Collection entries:
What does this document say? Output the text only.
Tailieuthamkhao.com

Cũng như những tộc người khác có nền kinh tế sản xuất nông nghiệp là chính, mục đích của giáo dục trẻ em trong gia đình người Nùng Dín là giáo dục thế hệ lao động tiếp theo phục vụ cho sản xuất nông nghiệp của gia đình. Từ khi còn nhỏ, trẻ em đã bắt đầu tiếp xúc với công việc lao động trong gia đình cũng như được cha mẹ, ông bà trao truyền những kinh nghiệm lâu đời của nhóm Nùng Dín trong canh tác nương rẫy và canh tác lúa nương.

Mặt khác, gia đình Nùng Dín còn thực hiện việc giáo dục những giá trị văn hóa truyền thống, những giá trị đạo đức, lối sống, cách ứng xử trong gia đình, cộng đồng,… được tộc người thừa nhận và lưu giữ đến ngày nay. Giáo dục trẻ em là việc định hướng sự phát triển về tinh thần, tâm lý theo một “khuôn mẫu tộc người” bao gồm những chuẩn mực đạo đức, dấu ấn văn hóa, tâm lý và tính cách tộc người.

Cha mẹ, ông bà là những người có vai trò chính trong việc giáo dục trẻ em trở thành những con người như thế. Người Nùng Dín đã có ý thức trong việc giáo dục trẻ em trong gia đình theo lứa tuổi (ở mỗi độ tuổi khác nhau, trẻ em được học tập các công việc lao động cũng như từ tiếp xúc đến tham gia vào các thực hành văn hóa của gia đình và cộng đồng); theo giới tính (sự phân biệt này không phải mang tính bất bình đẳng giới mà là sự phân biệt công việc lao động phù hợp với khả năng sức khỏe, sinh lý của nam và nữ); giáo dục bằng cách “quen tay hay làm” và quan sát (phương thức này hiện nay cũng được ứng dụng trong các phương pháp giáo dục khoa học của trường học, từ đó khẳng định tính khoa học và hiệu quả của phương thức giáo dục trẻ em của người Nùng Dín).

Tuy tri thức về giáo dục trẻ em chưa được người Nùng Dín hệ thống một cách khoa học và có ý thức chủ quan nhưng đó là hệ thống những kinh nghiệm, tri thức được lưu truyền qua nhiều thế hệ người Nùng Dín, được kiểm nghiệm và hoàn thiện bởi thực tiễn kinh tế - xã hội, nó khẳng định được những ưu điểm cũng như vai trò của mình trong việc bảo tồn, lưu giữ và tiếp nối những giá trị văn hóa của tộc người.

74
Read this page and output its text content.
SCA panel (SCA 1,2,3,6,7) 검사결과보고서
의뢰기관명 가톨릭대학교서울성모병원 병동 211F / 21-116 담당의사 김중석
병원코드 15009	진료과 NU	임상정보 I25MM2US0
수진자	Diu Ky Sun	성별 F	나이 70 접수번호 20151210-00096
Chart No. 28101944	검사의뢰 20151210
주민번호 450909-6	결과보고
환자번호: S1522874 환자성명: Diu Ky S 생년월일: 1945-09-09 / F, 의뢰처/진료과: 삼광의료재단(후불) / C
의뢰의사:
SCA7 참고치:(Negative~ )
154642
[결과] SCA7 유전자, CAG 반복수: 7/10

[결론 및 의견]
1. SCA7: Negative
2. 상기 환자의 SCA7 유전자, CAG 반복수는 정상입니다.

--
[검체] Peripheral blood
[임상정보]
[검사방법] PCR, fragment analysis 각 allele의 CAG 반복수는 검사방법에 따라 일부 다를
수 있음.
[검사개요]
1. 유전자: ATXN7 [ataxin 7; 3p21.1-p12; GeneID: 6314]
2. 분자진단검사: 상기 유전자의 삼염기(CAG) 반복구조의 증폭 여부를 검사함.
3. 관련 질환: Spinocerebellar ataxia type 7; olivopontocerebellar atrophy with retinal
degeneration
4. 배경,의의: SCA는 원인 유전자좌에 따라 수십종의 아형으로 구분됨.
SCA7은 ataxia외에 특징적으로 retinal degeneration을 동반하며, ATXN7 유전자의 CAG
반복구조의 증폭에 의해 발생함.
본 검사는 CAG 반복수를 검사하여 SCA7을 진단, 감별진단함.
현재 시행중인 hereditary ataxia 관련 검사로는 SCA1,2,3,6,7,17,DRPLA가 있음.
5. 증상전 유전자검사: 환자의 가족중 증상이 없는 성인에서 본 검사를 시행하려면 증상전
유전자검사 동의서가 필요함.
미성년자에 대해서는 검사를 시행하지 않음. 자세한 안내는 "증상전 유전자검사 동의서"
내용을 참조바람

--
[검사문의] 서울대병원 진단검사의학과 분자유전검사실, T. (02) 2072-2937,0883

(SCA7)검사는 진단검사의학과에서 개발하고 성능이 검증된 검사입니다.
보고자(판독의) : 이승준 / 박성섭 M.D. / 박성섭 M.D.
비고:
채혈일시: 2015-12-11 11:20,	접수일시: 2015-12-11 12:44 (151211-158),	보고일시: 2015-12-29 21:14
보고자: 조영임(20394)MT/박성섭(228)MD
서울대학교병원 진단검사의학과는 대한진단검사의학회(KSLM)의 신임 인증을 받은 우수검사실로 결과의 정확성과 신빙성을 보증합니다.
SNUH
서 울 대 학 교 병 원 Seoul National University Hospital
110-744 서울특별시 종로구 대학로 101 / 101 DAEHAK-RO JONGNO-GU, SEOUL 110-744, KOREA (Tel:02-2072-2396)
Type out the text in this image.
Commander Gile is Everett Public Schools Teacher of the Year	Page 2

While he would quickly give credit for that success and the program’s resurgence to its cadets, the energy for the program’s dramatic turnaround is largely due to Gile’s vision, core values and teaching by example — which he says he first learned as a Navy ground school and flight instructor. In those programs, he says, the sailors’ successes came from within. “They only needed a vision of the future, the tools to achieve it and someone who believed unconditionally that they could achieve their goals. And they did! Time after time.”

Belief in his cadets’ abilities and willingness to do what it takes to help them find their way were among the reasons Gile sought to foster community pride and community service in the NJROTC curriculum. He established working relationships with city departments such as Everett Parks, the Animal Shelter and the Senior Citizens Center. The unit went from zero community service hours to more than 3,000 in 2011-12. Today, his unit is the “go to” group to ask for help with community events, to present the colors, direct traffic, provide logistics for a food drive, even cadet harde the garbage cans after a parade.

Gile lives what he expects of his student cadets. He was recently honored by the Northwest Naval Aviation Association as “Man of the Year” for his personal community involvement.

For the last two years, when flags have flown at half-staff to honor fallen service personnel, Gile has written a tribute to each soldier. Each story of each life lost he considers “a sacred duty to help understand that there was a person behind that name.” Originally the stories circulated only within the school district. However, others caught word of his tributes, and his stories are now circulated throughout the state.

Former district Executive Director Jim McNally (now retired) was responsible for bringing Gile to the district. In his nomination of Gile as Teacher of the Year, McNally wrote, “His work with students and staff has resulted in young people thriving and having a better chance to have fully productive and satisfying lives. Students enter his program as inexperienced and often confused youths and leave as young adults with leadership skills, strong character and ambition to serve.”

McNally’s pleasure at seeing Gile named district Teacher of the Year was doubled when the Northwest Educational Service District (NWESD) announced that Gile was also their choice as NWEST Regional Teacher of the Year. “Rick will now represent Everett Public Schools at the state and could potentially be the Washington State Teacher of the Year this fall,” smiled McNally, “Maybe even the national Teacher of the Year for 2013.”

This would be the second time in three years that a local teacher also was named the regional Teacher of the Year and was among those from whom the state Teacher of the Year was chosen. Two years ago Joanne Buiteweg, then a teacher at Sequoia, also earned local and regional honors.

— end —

**TO DO**
Within the material above, find the lines that contain the word "유전자의"; copy them.

**RESPONSE TO THE TASK**
2. 분자진단검사: 상기 유전자의 삼염기(CAG) 반복구조의 증폭 여부를 검사함.
SCA7은 ataxia외에 특징적으로 retinal degeneration을 동반하며, ATXN7 유전자의 CAG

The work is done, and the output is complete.